**WORK INSTRUCTIONS**:
Where does the string "povolené" appear? Copy every line of the entries below that holds it.

------------------------------

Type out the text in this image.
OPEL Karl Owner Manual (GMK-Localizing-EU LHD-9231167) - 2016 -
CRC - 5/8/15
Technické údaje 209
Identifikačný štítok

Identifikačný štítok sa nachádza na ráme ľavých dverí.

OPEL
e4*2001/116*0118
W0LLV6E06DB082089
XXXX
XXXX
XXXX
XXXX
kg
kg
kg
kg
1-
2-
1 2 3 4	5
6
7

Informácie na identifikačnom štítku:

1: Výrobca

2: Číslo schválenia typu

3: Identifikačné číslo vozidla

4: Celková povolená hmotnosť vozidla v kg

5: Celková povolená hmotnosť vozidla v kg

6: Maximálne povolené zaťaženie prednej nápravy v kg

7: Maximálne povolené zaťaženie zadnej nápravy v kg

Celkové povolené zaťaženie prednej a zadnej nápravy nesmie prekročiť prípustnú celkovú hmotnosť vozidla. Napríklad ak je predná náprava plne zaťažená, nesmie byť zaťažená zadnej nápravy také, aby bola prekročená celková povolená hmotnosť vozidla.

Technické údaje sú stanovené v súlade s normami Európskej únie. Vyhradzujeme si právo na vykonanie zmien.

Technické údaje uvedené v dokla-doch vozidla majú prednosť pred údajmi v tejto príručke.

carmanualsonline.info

------------------------------

**RESULT OF THE TASK**:
6: Maximálne povolené zaťaženie prednej nápravy v kg
7: Maximálne povolené zaťaženie zadnej nápravy v kg
Celkové povolené zaťaženie prednej a zadnej nápravy nesmie prekročiť prípustnú celkovú hmotnosť vozidla. Napríklad ak je predná náprava plne zaťažená, nesmie byť zaťažená zadnej nápravy také, aby bola prekročená celková povolená hmotnosť vozidla.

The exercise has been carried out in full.